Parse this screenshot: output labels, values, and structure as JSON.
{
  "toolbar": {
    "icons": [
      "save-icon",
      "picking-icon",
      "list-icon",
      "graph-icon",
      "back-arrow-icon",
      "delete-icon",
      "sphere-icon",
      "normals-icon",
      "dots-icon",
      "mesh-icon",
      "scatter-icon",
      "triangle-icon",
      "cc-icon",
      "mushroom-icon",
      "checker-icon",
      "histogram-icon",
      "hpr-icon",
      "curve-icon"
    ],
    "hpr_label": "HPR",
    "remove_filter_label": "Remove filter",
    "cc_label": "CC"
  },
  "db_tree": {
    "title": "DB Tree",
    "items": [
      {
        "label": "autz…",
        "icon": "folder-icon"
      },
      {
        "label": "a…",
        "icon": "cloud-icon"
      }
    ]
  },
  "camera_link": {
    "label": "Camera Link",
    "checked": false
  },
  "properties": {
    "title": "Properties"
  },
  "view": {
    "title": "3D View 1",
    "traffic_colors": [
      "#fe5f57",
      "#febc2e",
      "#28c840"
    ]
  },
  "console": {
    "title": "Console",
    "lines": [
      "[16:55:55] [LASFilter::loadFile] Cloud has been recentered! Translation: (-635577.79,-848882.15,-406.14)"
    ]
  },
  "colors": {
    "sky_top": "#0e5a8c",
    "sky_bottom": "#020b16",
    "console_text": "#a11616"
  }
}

────────────────

Set exercise: List each line holding the string "title".

Response below:
    "title": "DB Tree",
    "title": "Properties"
    "title": "3D View 1",
    "title": "Console",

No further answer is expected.